---- Dataset records

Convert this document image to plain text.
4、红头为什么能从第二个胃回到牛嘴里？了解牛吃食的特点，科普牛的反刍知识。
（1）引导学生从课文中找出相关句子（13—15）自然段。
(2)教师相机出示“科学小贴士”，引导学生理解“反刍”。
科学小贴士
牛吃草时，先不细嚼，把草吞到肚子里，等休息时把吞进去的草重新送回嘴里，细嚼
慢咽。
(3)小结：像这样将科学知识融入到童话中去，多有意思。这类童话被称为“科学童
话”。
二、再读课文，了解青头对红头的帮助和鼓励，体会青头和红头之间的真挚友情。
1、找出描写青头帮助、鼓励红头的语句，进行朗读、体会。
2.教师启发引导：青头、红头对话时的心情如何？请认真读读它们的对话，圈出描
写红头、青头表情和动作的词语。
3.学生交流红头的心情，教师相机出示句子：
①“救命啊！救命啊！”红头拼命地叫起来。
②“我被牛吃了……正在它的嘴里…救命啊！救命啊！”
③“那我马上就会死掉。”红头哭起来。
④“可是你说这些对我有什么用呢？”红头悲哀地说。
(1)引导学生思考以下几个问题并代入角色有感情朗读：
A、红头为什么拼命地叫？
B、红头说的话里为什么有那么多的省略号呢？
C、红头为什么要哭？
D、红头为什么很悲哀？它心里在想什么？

--------

◆ To do
Repeat the listing above without any change.

◆ Exercise answer
Convert this document image to plain text.
4、红头为什么能从第二个胃回到牛嘴里？了解牛吃食的特点，科普牛的反刍知识。
（1）引导学生从课文中找出相关句子（13—15）自然段。
(2)教师相机出示“科学小贴士”，引导学生理解“反刍”。
科学小贴士
牛吃草时，先不细嚼，把草吞到肚子里，等休息时把吞进去的草重新送回嘴里，细嚼
慢咽。
(3)小结：像这样将科学知识融入到童话中去，多有意思。这类童话被称为“科学童
话”。
二、再读课文，了解青头对红头的帮助和鼓励，体会青头和红头之间的真挚友情。
1、找出描写青头帮助、鼓励红头的语句，进行朗读、体会。
2.教师启发引导：青头、红头对话时的心情如何？请认真读读它们的对话，圈出描
写红头、青头表情和动作的词语。
3.学生交流红头的心情，教师相机出示句子：
①“救命啊！救命啊！”红头拼命地叫起来。
②“我被牛吃了……正在它的嘴里…救命啊！救命啊！”
③“那我马上就会死掉。”红头哭起来。
④“可是你说这些对我有什么用呢？”红头悲哀地说。
(1)引导学生思考以下几个问题并代入角色有感情朗读：
A、红头为什么拼命地叫？
B、红头说的话里为什么有那么多的省略号呢？
C、红头为什么要哭？
D、红头为什么很悲哀？它心里在想什么？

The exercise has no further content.